>> START Supplied records

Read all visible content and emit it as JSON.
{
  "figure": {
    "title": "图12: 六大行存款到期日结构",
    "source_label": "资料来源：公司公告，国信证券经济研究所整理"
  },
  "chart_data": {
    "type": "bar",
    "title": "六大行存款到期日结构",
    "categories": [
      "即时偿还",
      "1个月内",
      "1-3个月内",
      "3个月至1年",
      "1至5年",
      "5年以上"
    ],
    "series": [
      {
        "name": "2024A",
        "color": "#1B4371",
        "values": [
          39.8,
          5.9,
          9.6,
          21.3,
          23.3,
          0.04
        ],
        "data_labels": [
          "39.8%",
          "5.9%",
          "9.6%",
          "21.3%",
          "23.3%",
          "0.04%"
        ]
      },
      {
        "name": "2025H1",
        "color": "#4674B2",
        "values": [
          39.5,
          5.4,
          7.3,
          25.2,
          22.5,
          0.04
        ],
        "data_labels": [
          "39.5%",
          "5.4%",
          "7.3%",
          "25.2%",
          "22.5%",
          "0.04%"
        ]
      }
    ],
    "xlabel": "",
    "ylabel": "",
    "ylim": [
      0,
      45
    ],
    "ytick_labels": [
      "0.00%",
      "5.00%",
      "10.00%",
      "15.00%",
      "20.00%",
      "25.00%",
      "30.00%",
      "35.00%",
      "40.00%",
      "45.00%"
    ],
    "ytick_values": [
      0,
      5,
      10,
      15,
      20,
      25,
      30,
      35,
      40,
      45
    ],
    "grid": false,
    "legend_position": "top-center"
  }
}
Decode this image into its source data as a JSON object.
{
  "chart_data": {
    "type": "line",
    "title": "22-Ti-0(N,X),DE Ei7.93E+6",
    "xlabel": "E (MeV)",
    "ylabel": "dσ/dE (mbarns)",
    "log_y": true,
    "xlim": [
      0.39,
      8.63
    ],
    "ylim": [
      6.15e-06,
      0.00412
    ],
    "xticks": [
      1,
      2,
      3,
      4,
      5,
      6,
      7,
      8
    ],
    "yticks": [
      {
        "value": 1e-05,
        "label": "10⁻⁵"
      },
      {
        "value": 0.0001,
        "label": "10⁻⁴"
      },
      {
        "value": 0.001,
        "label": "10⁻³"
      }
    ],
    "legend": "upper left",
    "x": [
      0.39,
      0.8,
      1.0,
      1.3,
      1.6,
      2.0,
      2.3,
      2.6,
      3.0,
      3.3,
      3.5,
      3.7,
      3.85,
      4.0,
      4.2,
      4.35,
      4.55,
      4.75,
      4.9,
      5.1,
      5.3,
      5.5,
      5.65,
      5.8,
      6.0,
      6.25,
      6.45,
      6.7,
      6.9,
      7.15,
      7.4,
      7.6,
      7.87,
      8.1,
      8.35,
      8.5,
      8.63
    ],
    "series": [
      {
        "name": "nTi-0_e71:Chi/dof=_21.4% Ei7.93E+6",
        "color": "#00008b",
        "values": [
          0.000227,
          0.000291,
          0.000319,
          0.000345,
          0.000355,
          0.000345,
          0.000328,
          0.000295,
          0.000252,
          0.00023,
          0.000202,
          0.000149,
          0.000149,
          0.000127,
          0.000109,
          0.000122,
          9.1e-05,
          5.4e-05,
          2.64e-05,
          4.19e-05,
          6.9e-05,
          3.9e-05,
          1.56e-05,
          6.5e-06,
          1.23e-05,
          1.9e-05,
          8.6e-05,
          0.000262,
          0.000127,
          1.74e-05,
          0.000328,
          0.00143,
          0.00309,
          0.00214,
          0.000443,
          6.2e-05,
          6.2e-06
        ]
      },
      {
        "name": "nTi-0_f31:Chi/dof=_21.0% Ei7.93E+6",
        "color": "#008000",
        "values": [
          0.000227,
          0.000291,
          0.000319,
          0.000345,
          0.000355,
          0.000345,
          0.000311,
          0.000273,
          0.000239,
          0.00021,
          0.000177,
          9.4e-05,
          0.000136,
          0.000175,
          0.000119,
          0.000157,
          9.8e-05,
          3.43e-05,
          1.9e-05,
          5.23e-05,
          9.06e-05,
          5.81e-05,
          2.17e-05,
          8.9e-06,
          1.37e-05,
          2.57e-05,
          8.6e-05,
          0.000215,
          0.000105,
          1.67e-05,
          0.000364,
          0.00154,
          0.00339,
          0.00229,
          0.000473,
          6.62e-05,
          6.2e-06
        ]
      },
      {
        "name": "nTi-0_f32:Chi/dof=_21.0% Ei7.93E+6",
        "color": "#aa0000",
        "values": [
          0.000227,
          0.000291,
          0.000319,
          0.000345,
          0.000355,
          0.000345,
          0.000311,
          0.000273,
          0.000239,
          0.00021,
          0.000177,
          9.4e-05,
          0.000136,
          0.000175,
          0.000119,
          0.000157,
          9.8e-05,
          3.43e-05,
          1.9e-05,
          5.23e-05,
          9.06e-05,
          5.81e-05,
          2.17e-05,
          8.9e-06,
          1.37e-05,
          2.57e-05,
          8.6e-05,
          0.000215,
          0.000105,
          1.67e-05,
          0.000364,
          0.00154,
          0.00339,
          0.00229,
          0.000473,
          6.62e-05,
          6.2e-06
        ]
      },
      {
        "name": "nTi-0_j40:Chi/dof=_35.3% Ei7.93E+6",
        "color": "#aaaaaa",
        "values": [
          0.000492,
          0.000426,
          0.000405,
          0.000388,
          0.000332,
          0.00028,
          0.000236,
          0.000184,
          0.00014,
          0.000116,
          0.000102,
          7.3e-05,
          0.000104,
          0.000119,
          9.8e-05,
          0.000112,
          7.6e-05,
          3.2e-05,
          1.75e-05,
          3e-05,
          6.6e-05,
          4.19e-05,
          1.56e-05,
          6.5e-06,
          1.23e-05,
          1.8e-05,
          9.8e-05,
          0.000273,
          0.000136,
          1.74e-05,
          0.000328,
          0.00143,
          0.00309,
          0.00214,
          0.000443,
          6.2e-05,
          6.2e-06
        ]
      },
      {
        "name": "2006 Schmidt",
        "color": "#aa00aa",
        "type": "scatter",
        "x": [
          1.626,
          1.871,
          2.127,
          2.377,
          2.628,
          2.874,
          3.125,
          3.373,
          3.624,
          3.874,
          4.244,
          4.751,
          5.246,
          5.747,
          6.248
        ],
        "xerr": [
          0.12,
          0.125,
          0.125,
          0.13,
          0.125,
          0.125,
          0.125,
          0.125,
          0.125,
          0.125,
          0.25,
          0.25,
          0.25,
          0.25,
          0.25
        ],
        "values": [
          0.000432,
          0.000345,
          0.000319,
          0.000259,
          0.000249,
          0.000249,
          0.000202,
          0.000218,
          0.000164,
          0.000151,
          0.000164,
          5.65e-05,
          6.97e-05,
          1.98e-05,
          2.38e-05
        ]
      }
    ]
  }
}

>> END Supplied records

◆ **Set task**
Gather up every line from the listing above in which the word "六大行存款到期日结构" occurs.

◆ **Solution for this task**
    "title": "图12: 六大行存款到期日结构",
    "title": "六大行存款到期日结构",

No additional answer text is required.